= WHAT YOU NEED TO DO =
Scan the entries for "Sabari". Every line that holds it is to be copied.

*** RECORDS PROVIDED Section Begins ***

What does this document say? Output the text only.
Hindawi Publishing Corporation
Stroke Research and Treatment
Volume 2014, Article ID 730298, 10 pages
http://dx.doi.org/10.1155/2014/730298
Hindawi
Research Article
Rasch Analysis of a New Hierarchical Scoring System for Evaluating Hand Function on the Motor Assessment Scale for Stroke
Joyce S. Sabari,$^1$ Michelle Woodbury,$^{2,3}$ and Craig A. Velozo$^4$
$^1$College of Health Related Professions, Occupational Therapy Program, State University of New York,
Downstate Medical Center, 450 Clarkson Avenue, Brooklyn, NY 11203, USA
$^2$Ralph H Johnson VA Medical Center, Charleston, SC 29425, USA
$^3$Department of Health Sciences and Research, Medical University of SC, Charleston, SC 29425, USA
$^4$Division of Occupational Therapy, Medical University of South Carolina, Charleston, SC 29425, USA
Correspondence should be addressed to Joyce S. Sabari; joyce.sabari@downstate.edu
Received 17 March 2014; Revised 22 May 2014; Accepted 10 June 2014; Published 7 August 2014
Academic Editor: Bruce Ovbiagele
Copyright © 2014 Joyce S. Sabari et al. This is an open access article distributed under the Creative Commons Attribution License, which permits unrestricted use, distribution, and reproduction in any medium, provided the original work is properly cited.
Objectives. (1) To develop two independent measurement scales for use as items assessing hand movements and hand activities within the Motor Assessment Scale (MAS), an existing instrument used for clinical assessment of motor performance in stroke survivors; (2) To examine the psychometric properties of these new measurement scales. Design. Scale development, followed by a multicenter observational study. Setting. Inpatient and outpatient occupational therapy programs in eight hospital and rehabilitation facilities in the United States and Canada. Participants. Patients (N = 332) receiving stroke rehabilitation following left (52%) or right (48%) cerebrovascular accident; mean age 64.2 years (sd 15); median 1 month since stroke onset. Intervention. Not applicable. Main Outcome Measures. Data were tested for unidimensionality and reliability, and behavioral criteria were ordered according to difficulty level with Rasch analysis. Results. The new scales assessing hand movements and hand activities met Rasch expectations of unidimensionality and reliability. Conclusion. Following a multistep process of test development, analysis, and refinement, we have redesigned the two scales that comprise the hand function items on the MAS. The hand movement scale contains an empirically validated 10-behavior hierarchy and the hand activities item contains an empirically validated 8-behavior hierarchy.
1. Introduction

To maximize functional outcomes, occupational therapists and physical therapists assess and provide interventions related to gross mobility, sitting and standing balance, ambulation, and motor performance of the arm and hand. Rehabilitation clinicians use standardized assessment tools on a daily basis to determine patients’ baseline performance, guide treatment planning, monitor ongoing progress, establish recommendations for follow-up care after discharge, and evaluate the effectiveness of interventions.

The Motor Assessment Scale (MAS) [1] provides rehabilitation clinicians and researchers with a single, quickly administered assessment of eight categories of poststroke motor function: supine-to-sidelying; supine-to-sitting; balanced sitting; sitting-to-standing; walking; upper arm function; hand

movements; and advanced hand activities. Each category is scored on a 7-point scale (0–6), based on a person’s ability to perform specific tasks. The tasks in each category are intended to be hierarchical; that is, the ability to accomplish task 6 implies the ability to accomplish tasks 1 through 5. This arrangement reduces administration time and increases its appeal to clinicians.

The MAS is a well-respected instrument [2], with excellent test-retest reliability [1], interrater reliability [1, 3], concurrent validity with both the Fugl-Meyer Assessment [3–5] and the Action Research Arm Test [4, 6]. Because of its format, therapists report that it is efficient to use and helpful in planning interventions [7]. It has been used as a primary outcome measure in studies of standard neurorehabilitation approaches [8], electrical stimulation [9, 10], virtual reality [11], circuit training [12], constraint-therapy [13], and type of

*** RECORDS PROVIDED Section Ends ***

= OUTPUT OF THE EXERCISE =
Joyce S. Sabari,$^1$ Michelle Woodbury,$^{2,3}$ and Craig A. Velozo$^4$
Correspondence should be addressed to Joyce S. Sabari; joyce.sabari@downstate.edu
Copyright © 2014 Joyce S. Sabari et al. This is an open access article distributed under the Creative Commons Attribution License, which permits unrestricted use, distribution, and reproduction in any medium, provided the original work is properly cited.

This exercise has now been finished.